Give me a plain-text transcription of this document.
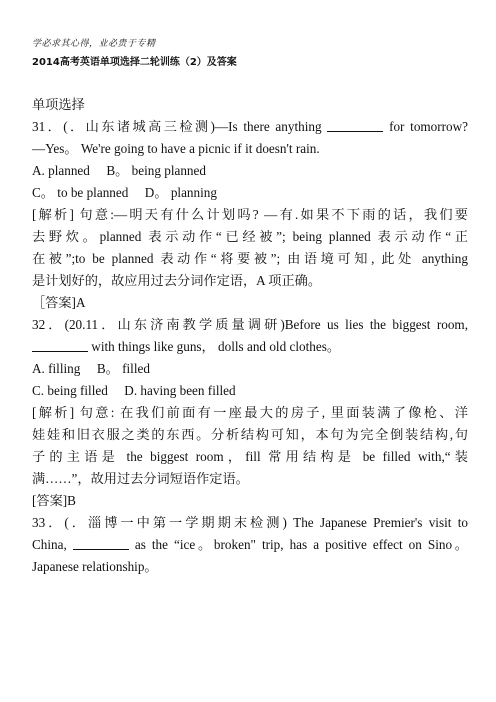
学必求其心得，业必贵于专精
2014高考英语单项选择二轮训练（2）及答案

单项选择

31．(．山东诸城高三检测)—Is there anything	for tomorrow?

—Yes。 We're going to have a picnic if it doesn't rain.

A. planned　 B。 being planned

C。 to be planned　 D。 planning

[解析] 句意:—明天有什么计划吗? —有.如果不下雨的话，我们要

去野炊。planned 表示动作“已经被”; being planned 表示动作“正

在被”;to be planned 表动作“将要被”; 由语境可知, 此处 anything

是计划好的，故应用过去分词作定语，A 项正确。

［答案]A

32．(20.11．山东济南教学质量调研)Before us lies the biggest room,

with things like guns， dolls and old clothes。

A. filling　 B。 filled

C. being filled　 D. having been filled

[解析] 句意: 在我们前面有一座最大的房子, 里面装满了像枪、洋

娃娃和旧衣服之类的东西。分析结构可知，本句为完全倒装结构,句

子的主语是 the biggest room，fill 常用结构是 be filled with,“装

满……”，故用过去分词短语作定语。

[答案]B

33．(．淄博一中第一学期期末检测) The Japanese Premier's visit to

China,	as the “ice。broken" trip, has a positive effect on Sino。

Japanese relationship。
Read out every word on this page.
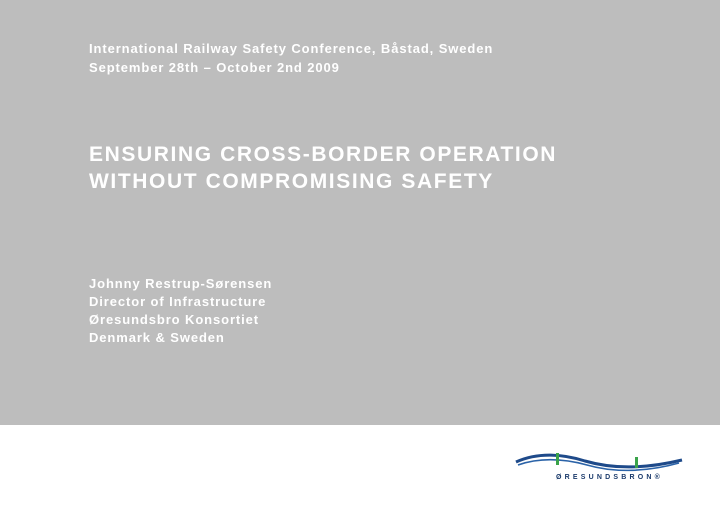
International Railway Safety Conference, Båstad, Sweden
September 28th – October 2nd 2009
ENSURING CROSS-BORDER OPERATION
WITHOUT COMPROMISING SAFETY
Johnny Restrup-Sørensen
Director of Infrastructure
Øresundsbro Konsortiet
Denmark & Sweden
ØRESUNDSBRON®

__EXERCISE GOAL__. Leave out the pictures, and give all the records again exactly.

__ANSWER TO THE EXERCISE__.
Give me a plain-text transcription of this document.
学必求其心得，业必贵于专精
2014高考英语单项选择二轮训练（2）及答案

单项选择

31．(．山东诸城高三检测)—Is there anything	for tomorrow?

—Yes。 We're going to have a picnic if it doesn't rain.

A. planned　 B。 being planned

C。 to be planned　 D。 planning

[解析] 句意:—明天有什么计划吗? —有.如果不下雨的话，我们要

去野炊。planned 表示动作“已经被”; being planned 表示动作“正

在被”;to be planned 表动作“将要被”; 由语境可知, 此处 anything

是计划好的，故应用过去分词作定语，A 项正确。

［答案]A

32．(20.11．山东济南教学质量调研)Before us lies the biggest room,

with things like guns， dolls and old clothes。

A. filling　 B。 filled

C. being filled　 D. having been filled

[解析] 句意: 在我们前面有一座最大的房子, 里面装满了像枪、洋

娃娃和旧衣服之类的东西。分析结构可知，本句为完全倒装结构,句

子的主语是 the biggest room，fill 常用结构是 be filled with,“装

满……”，故用过去分词短语作定语。

[答案]B

33．(．淄博一中第一学期期末检测) The Japanese Premier's visit to

China,	as the “ice。broken" trip, has a positive effect on Sino。

Japanese relationship。
Read out every word on this page.
International Railway Safety Conference, Båstad, Sweden
September 28th – October 2nd 2009
ENSURING CROSS-BORDER OPERATION
WITHOUT COMPROMISING SAFETY
Johnny Restrup-Sørensen
Director of Infrastructure
Øresundsbro Konsortiet
Denmark & Sweden
ØRESUNDSBRON®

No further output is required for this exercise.